◆ TO DO
Output every line below without omitting or altering anything.
* Start *
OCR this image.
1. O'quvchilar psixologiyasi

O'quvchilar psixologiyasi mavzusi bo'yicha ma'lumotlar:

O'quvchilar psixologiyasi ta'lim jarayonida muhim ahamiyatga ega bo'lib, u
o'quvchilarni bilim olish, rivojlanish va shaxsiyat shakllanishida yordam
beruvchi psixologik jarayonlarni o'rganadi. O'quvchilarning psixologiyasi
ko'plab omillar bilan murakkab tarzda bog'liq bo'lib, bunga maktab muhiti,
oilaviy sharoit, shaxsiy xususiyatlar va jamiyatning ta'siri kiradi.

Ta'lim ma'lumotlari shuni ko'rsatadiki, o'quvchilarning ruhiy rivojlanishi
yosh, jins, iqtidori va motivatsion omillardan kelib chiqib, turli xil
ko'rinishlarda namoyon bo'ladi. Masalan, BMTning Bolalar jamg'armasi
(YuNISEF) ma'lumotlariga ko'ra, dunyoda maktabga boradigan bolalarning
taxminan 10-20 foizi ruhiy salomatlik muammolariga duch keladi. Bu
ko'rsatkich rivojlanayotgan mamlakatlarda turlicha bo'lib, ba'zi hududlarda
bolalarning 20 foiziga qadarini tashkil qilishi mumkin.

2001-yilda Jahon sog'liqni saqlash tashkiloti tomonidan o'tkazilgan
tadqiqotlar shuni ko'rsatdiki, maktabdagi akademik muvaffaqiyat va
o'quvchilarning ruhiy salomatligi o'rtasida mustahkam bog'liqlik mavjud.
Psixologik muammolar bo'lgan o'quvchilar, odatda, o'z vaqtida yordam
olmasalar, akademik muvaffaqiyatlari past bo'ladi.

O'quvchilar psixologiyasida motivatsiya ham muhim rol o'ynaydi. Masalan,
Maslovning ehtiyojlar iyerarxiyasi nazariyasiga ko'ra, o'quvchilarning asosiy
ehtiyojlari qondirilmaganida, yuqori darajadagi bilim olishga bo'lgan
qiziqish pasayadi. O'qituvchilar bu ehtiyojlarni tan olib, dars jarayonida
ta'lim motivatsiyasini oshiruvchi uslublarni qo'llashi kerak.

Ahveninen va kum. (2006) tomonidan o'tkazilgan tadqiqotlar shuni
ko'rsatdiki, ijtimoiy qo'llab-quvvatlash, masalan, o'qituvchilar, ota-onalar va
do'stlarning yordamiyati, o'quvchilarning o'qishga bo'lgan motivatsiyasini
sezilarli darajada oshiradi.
* End *
◆ EXERCISE RESULT
OCR this image.
1. O'quvchilar psixologiyasi

O'quvchilar psixologiyasi mavzusi bo'yicha ma'lumotlar:

O'quvchilar psixologiyasi ta'lim jarayonida muhim ahamiyatga ega bo'lib, u
o'quvchilarni bilim olish, rivojlanish va shaxsiyat shakllanishida yordam
beruvchi psixologik jarayonlarni o'rganadi. O'quvchilarning psixologiyasi
ko'plab omillar bilan murakkab tarzda bog'liq bo'lib, bunga maktab muhiti,
oilaviy sharoit, shaxsiy xususiyatlar va jamiyatning ta'siri kiradi.

Ta'lim ma'lumotlari shuni ko'rsatadiki, o'quvchilarning ruhiy rivojlanishi
yosh, jins, iqtidori va motivatsion omillardan kelib chiqib, turli xil
ko'rinishlarda namoyon bo'ladi. Masalan, BMTning Bolalar jamg'armasi
(YuNISEF) ma'lumotlariga ko'ra, dunyoda maktabga boradigan bolalarning
taxminan 10-20 foizi ruhiy salomatlik muammolariga duch keladi. Bu
ko'rsatkich rivojlanayotgan mamlakatlarda turlicha bo'lib, ba'zi hududlarda
bolalarning 20 foiziga qadarini tashkil qilishi mumkin.

2001-yilda Jahon sog'liqni saqlash tashkiloti tomonidan o'tkazilgan
tadqiqotlar shuni ko'rsatdiki, maktabdagi akademik muvaffaqiyat va
o'quvchilarning ruhiy salomatligi o'rtasida mustahkam bog'liqlik mavjud.
Psixologik muammolar bo'lgan o'quvchilar, odatda, o'z vaqtida yordam
olmasalar, akademik muvaffaqiyatlari past bo'ladi.

O'quvchilar psixologiyasida motivatsiya ham muhim rol o'ynaydi. Masalan,
Maslovning ehtiyojlar iyerarxiyasi nazariyasiga ko'ra, o'quvchilarning asosiy
ehtiyojlari qondirilmaganida, yuqori darajadagi bilim olishga bo'lgan
qiziqish pasayadi. O'qituvchilar bu ehtiyojlarni tan olib, dars jarayonida
ta'lim motivatsiyasini oshiruvchi uslublarni qo'llashi kerak.

Ahveninen va kum. (2006) tomonidan o'tkazilgan tadqiqotlar shuni
ko'rsatdiki, ijtimoiy qo'llab-quvvatlash, masalan, o'qituvchilar, ota-onalar va
do'stlarning yordamiyati, o'quvchilarning o'qishga bo'lgan motivatsiyasini
sezilarli darajada oshiradi.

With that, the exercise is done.